Aufgabe 1
Gib aus dem Text über Jan Böhmermanns Rückkehr den Wortlaut wieder, beginnend mit „Mehr als einen“ und weiter bis einschließlich „mit kritischen Worten.“.
Aufgabe 2
Fahre mit dem Text über Jan Böhmermanns Rückkehr nach der Fernsehpause fort, direkt im Anschluss an seinen letzten Satz.

Ausgewählter Auszug
========

Mehr als einen Monat lang war Jan Böhmermann nicht auf Sendung. Die Debatte um sein Schmähgedicht über den türkischen Präsidenten schlug derart hohe Wellen, dass er eine "kleine Fernsehpause" einlegte. Entsprechend gespannt durfte man sein, wie der Moderator nach all den Schlagzeilen der vergangenen Wochen bei seiner Rückkehr vor die Kamera reagieren würde. Er tat es unspektakulär, verlas Witze der Zuschauer. An Anspielungen auf Erdogan fehlte es freilich nicht, vor allem sein Gast Gregor Gysi war bei der Einordnung des Schmähgedichts kaum zu bremsen - durchaus übrigens auch mit kritischen Worten.

========

Dateneinträge
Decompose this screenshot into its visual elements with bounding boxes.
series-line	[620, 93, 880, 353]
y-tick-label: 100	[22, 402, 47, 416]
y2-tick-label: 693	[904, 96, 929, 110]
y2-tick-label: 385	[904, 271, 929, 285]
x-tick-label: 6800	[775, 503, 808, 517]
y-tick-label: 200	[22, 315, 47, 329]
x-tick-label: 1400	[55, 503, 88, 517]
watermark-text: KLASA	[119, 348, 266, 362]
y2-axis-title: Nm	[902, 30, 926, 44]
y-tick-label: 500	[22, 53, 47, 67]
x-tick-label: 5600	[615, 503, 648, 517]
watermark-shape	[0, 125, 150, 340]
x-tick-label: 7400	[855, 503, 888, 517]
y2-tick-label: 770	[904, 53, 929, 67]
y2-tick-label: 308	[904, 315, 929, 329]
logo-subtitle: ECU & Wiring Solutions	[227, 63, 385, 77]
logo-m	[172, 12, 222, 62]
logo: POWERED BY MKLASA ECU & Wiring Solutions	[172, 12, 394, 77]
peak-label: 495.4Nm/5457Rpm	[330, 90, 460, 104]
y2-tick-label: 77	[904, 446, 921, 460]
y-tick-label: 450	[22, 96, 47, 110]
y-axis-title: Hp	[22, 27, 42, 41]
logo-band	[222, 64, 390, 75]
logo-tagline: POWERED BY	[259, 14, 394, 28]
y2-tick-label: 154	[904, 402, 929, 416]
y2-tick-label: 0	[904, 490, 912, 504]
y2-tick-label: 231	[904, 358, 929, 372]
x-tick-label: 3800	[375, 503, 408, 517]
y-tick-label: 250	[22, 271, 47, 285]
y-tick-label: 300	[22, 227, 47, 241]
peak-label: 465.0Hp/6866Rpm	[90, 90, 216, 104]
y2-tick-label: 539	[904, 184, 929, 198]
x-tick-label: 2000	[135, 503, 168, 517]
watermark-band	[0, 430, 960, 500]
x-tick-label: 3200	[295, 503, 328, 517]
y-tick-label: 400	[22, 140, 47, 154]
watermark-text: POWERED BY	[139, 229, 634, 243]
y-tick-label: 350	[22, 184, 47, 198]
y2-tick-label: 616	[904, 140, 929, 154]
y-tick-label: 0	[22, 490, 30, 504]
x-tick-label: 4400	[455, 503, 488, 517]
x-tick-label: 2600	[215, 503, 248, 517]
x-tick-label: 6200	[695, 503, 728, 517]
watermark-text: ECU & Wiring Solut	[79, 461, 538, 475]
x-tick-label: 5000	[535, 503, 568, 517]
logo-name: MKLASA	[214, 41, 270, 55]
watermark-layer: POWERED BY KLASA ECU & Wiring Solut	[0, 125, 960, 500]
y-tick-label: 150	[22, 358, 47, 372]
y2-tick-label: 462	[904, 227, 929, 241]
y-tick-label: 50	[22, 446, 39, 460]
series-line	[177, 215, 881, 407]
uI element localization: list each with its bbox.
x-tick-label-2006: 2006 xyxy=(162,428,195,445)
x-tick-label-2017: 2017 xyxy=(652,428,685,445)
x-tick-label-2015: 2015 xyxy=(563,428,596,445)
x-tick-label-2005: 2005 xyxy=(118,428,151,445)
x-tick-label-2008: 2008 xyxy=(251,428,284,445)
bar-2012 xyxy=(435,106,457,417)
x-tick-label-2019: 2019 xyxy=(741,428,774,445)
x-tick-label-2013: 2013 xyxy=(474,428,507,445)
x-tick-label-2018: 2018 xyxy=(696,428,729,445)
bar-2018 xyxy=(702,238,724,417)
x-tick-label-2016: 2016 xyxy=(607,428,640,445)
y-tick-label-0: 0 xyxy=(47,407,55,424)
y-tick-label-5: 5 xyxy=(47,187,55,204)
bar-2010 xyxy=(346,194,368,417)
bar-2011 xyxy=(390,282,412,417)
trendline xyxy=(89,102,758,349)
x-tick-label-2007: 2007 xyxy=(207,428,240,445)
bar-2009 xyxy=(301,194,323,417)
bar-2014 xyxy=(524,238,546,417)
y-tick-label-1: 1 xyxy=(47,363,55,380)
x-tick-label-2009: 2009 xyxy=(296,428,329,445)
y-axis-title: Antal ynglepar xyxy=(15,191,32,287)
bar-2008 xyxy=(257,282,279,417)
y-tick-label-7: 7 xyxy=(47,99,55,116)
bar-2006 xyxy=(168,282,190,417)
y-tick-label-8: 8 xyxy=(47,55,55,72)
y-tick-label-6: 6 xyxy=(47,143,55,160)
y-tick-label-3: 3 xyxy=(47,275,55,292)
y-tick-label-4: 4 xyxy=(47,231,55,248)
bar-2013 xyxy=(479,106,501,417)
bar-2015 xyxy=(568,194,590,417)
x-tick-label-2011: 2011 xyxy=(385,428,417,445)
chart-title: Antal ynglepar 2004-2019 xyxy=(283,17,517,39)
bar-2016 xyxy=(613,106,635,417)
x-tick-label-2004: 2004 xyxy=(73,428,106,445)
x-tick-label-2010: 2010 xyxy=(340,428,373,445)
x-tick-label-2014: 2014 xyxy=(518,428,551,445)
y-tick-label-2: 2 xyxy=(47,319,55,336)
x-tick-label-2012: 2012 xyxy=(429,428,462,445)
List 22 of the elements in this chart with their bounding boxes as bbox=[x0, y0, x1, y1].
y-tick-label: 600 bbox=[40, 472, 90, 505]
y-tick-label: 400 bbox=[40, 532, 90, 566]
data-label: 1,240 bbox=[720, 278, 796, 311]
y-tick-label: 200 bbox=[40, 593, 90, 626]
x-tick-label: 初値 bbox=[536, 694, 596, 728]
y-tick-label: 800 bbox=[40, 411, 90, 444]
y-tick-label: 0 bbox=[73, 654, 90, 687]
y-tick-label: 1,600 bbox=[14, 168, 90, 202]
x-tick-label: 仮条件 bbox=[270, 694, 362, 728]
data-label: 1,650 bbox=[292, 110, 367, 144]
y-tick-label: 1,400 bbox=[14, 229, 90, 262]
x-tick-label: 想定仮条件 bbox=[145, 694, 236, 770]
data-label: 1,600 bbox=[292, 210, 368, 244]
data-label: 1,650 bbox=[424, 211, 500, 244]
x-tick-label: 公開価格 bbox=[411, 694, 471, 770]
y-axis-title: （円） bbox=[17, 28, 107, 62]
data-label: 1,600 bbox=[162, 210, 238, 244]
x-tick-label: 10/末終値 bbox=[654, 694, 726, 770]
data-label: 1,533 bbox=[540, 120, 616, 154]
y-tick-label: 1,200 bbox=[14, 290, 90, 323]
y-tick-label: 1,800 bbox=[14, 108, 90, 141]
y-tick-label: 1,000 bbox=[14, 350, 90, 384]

========

Erwartete Antwort 1
Mehr als einen Monat lang war Jan Böhmermann nicht auf Sendung. Die Debatte um sein Schmähgedicht über den türkischen Präsidenten schlug derart hohe Wellen, dass er eine "kleine Fernsehpause" einlegte. Entsprechend gespannt durfte man sein, wie der Moderator nach all den Schlagzeilen der vergangenen Wochen bei seiner Rückkehr vor die Kamera reagieren würde. Er tat es unspektakulär, verlas Witze der Zuschauer. An Anspielungen auf Erdogan fehlte es freilich nicht, vor allem sein Gast Gregor Gysi war bei der Einordnung des Schmähgedichts kaum zu bremsen - durchaus übrigens auch mit kritischen Worten.

Erwartete Antwort 2
Doch zu diesem Zeitpunkt war das Gedicht schon längst zur Nebensache geworden - und das hat Böhmermann einem Coup zu verdanken, der ihm und seinem Team der Bildundtonfabrik gelungen ist. Der Titel "War was?", mit dem das "Neo Magazin Royale" überschrieben war, traf es ganz gut, denn etwas mehr als ein Jahr nach dem grimme-prämierten "Varoufake" war es an der Zeit für "Verafake": Der Hashtag der Woche war Anspielung auf die neueste Folge der "Fernsehnothilfe", in der Böhmermann offenbarte, wie RTL und die Produktionsfirma Warner Bros. mit den Kandidaten der umstrittenen Kuppelshow "Schwiegertochter gesucht" umgehen.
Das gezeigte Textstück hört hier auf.